• _GIVEN REQUEST_
Transcribe the records below exactly, leaving out any pictures.

• _TASK INPUT_
[Begin]
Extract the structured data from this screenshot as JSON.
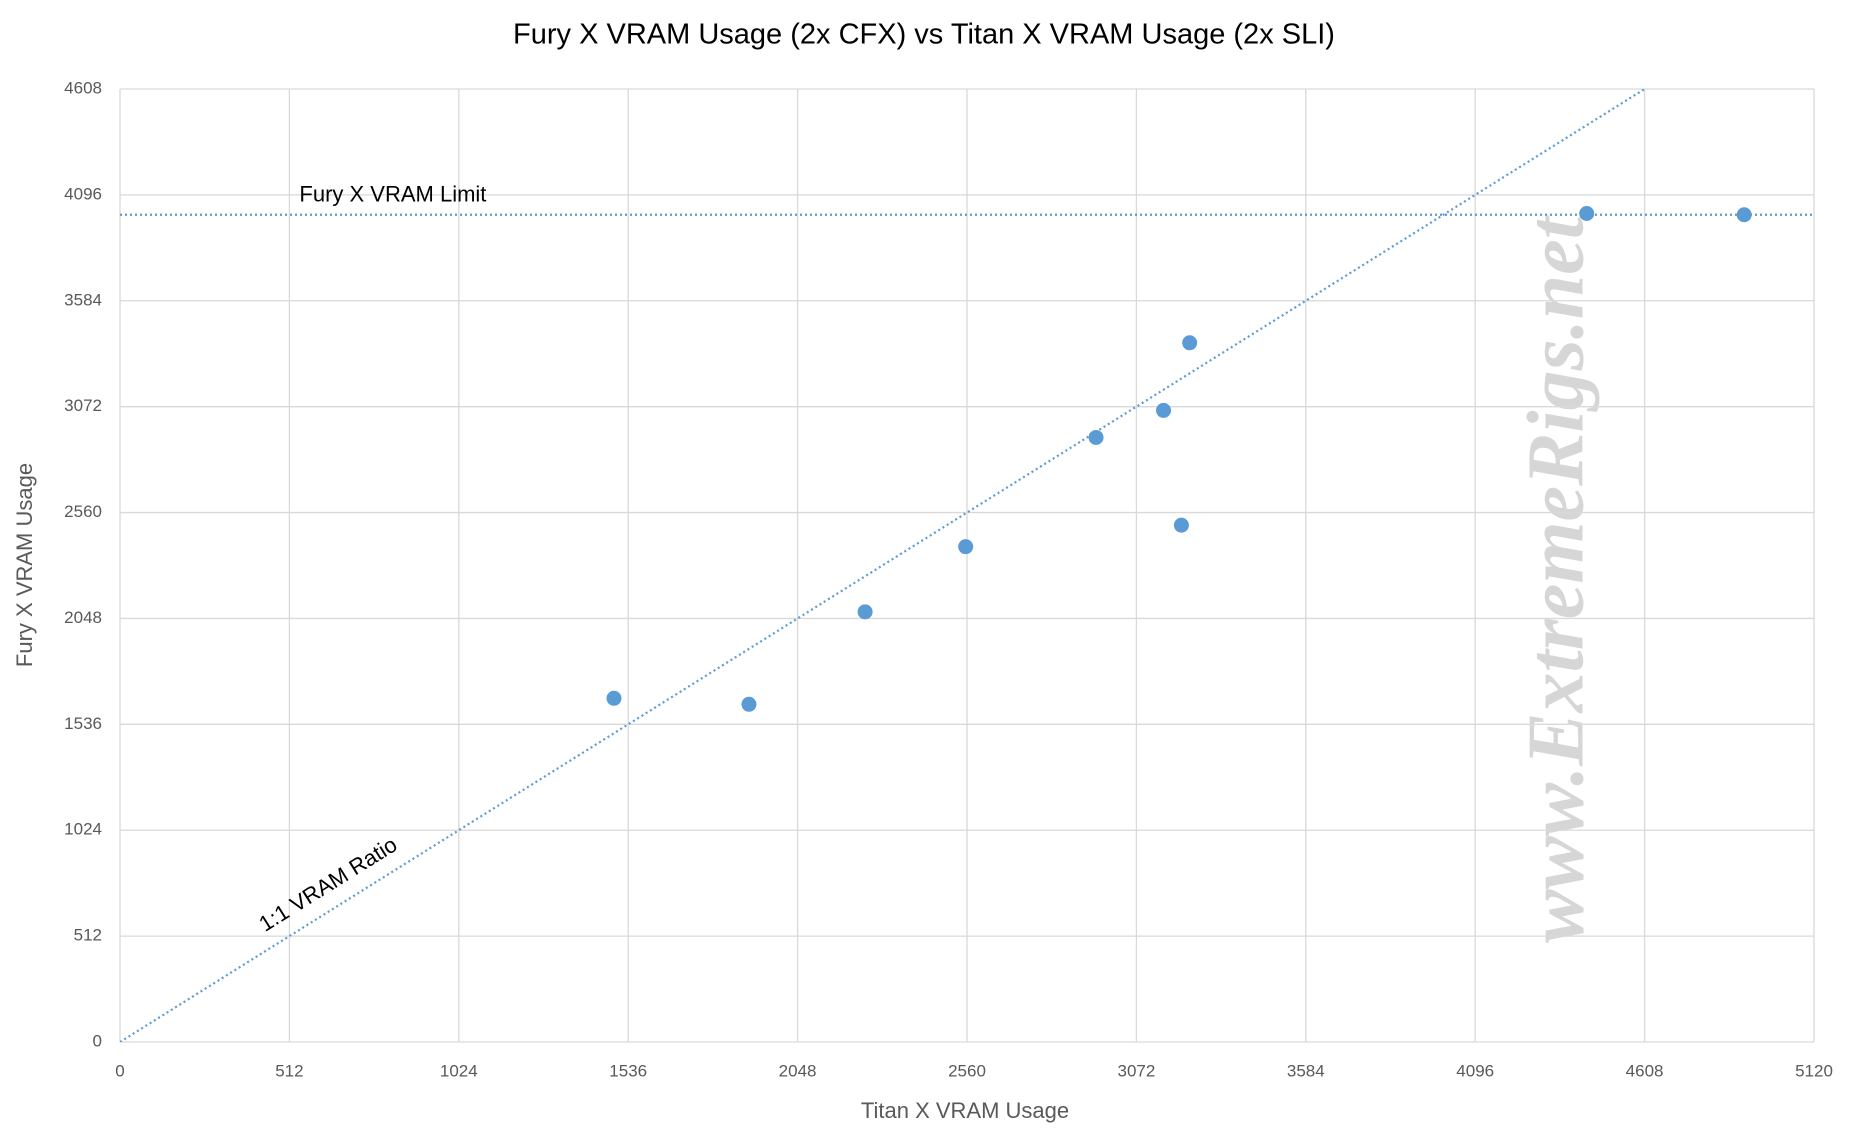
{
  "chart_data": {
    "type": "scatter",
    "title": "Fury X VRAM Usage (2x CFX) vs Titan X VRAM Usage (2x SLI)",
    "xlabel": "Titan X VRAM Usage",
    "ylabel": "Fury X VRAM Usage",
    "watermark": "www.ExtremeRigs.net",
    "xlim": [
      0,
      5120
    ],
    "ylim": [
      0,
      4608
    ],
    "xticks": [
      0,
      512,
      1024,
      1536,
      2048,
      2560,
      3072,
      3584,
      4096,
      4608,
      5120
    ],
    "yticks": [
      0,
      512,
      1024,
      1536,
      2048,
      2560,
      3072,
      3584,
      4096,
      4608
    ],
    "grid": true,
    "color": "#5b9bd5",
    "x": [
      1493,
      1901,
      2252,
      2556,
      2950,
      3154,
      3208,
      3233,
      4433,
      4909
    ],
    "values": [
      1662,
      1633,
      2080,
      2395,
      2923,
      3054,
      2499,
      3381,
      4006,
      4000
    ],
    "reference_lines": [
      {
        "label": "Fury X VRAM Limit",
        "y": 4000
      },
      {
        "label": "1:1 VRAM Ratio",
        "slope": 1
      }
    ]
  }
}
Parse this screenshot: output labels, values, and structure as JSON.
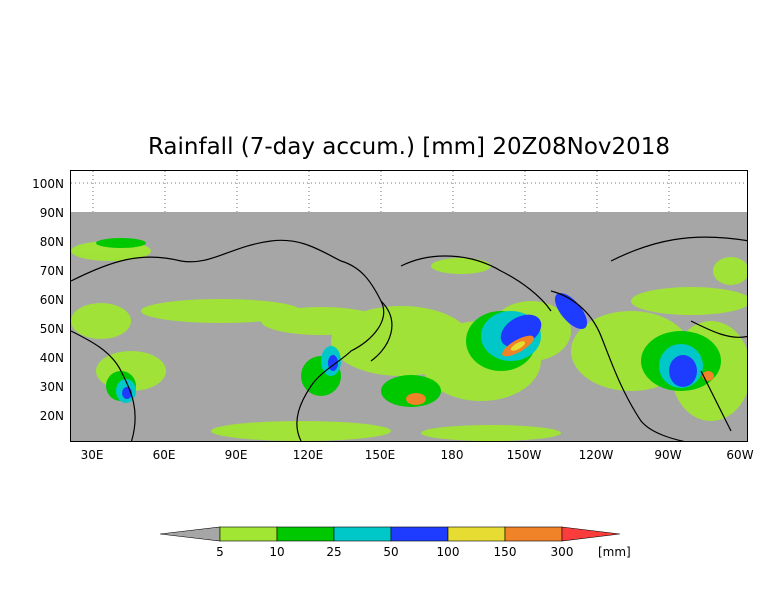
{
  "title": "Rainfall (7-day accum.) [mm] 20Z08Nov2018",
  "lat_labels": [
    "100N",
    "90N",
    "80N",
    "70N",
    "60N",
    "50N",
    "40N",
    "30N",
    "20N"
  ],
  "lon_labels": [
    "30E",
    "60E",
    "90E",
    "120E",
    "150E",
    "180",
    "150W",
    "120W",
    "90W",
    "60W"
  ],
  "colorbar": {
    "labels": [
      "5",
      "10",
      "25",
      "50",
      "100",
      "150",
      "300"
    ],
    "unit": "[mm]",
    "colors": {
      "below": "#a6a6a6",
      "c5_10": "#a0e632",
      "c10_25": "#00c800",
      "c25_50": "#00c8c8",
      "c50_100": "#1e3cff",
      "c100_150": "#e6dc32",
      "c150_300": "#f08228",
      "above": "#fa3c3c"
    }
  }
}
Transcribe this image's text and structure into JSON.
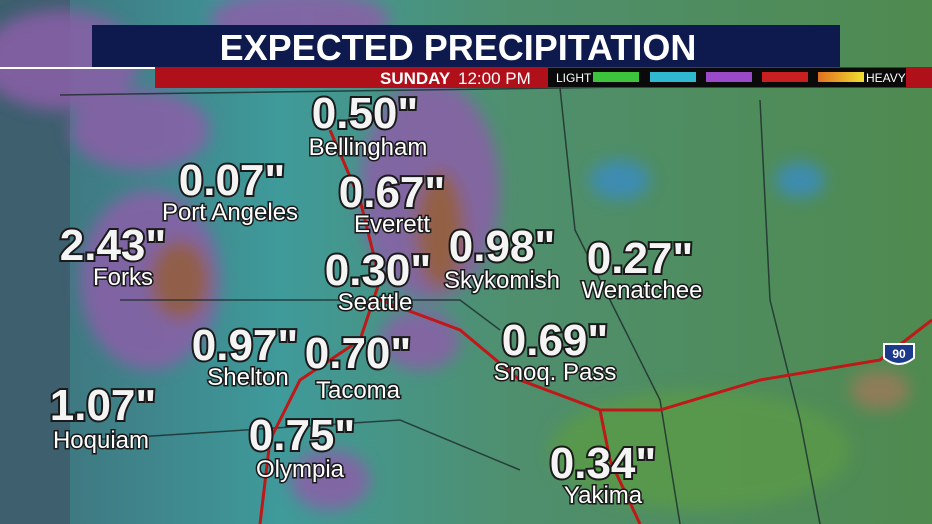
{
  "header": {
    "title": "EXPECTED PRECIPITATION",
    "day": "SUNDAY",
    "time": "12:00 PM"
  },
  "legend": {
    "low": "LIGHT",
    "high": "HEAVY"
  },
  "highway_shield": "90",
  "cities": [
    {
      "amount": "0.50\"",
      "name": "Bellingham"
    },
    {
      "amount": "0.07\"",
      "name": "Port Angeles"
    },
    {
      "amount": "0.67\"",
      "name": "Everett"
    },
    {
      "amount": "2.43\"",
      "name": "Forks"
    },
    {
      "amount": "0.98\"",
      "name": "Skykomish"
    },
    {
      "amount": "0.30\"",
      "name": "Seattle"
    },
    {
      "amount": "0.27\"",
      "name": "Wenatchee"
    },
    {
      "amount": "0.97\"",
      "name": "Shelton"
    },
    {
      "amount": "0.70\"",
      "name": "Tacoma"
    },
    {
      "amount": "0.69\"",
      "name": "Snoq. Pass"
    },
    {
      "amount": "1.07\"",
      "name": "Hoquiam"
    },
    {
      "amount": "0.75\"",
      "name": "Olympia"
    },
    {
      "amount": "0.34\"",
      "name": "Yakima"
    }
  ]
}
[End]
• _OUTPUT FOR THIS TASK_
Extract the structured data from this screenshot as JSON.
{
  "chart_data": {
    "type": "scatter",
    "title": "Fury X VRAM Usage (2x CFX) vs Titan X VRAM Usage (2x SLI)",
    "xlabel": "Titan X VRAM Usage",
    "ylabel": "Fury X VRAM Usage",
    "watermark": "www.ExtremeRigs.net",
    "xlim": [
      0,
      5120
    ],
    "ylim": [
      0,
      4608
    ],
    "xticks": [
      0,
      512,
      1024,
      1536,
      2048,
      2560,
      3072,
      3584,
      4096,
      4608,
      5120
    ],
    "yticks": [
      0,
      512,
      1024,
      1536,
      2048,
      2560,
      3072,
      3584,
      4096,
      4608
    ],
    "grid": true,
    "color": "#5b9bd5",
    "x": [
      1493,
      1901,
      2252,
      2556,
      2950,
      3154,
      3208,
      3233,
      4433,
      4909
    ],
    "values": [
      1662,
      1633,
      2080,
      2395,
      2923,
      3054,
      2499,
      3381,
      4006,
      4000
    ],
    "reference_lines": [
      {
        "label": "Fury X VRAM Limit",
        "y": 4000
      },
      {
        "label": "1:1 VRAM Ratio",
        "slope": 1
      }
    ]
  }
}
Parse this screenshot: output labels, values, and structure as JSON.
{
  "title": "Rainfall (7-day accum.) [mm] 20Z08Nov2018",
  "lat_labels": [
    "100N",
    "90N",
    "80N",
    "70N",
    "60N",
    "50N",
    "40N",
    "30N",
    "20N"
  ],
  "lon_labels": [
    "30E",
    "60E",
    "90E",
    "120E",
    "150E",
    "180",
    "150W",
    "120W",
    "90W",
    "60W"
  ],
  "colorbar": {
    "labels": [
      "5",
      "10",
      "25",
      "50",
      "100",
      "150",
      "300"
    ],
    "unit": "[mm]",
    "colors": {
      "below": "#a6a6a6",
      "c5_10": "#a0e632",
      "c10_25": "#00c800",
      "c25_50": "#00c8c8",
      "c50_100": "#1e3cff",
      "c100_150": "#e6dc32",
      "c150_300": "#f08228",
      "above": "#fa3c3c"
    }
  }
}
Transcribe this image's text and structure into JSON.
{
  "header": {
    "title": "EXPECTED PRECIPITATION",
    "day": "SUNDAY",
    "time": "12:00 PM"
  },
  "legend": {
    "low": "LIGHT",
    "high": "HEAVY"
  },
  "highway_shield": "90",
  "cities": [
    {
      "amount": "0.50\"",
      "name": "Bellingham"
    },
    {
      "amount": "0.07\"",
      "name": "Port Angeles"
    },
    {
      "amount": "0.67\"",
      "name": "Everett"
    },
    {
      "amount": "2.43\"",
      "name": "Forks"
    },
    {
      "amount": "0.98\"",
      "name": "Skykomish"
    },
    {
      "amount": "0.30\"",
      "name": "Seattle"
    },
    {
      "amount": "0.27\"",
      "name": "Wenatchee"
    },
    {
      "amount": "0.97\"",
      "name": "Shelton"
    },
    {
      "amount": "0.70\"",
      "name": "Tacoma"
    },
    {
      "amount": "0.69\"",
      "name": "Snoq. Pass"
    },
    {
      "amount": "1.07\"",
      "name": "Hoquiam"
    },
    {
      "amount": "0.75\"",
      "name": "Olympia"
    },
    {
      "amount": "0.34\"",
      "name": "Yakima"
    }
  ]
}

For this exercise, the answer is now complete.